Stored dataset items:
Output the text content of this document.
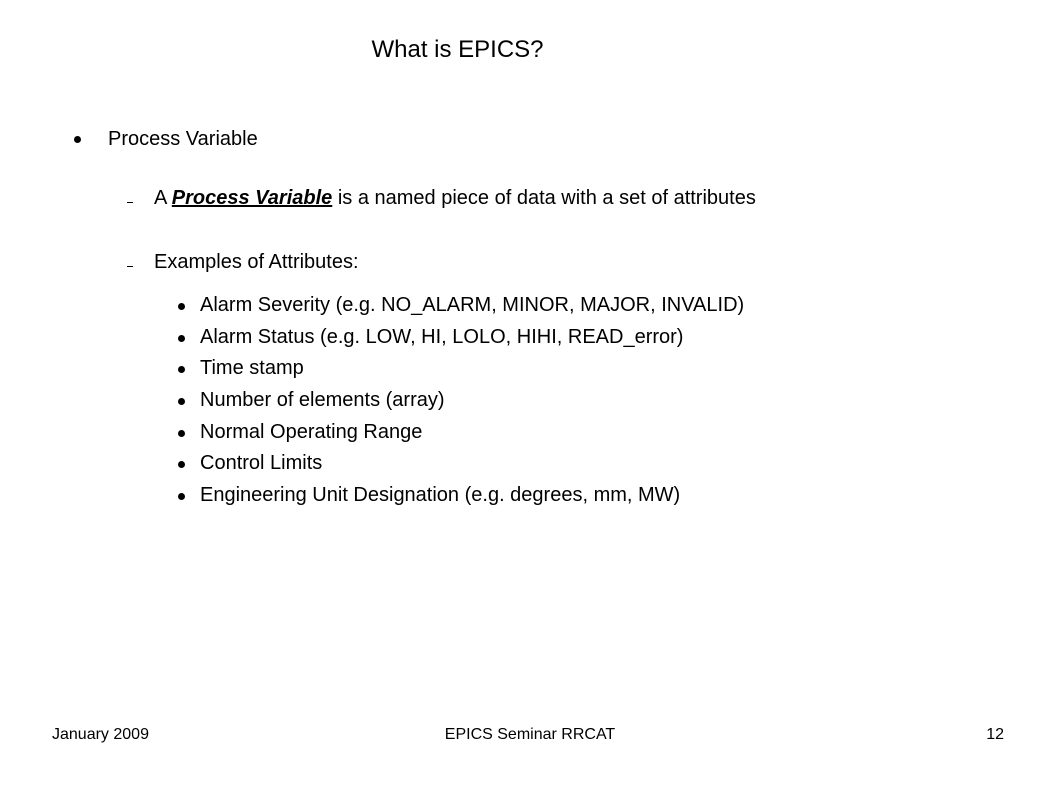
What is EPICS?
Process Variable
A Process Variable is a named piece of data with a set of attributes
Examples of Attributes:
Alarm Severity (e.g. NO_ALARM, MINOR, MAJOR, INVALID)
Alarm Status (e.g. LOW, HI, LOLO, HIHI, READ_error)
Time stamp
Number of elements (array)
Normal Operating Range
Control Limits
Engineering Unit Designation (e.g. degrees, mm, MW)
January 2009	EPICS Seminar RRCAT	12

Written problem:
Using the records above, retype everything exactly except the pictures.

Task result:
Output the text content of this document.
What is EPICS?
Process Variable
A Process Variable is a named piece of data with a set of attributes
Examples of Attributes:
Alarm Severity (e.g. NO_ALARM, MINOR, MAJOR, INVALID)
Alarm Status (e.g. LOW, HI, LOLO, HIHI, READ_error)
Time stamp
Number of elements (array)
Normal Operating Range
Control Limits
Engineering Unit Designation (e.g. degrees, mm, MW)
January 2009	EPICS Seminar RRCAT	12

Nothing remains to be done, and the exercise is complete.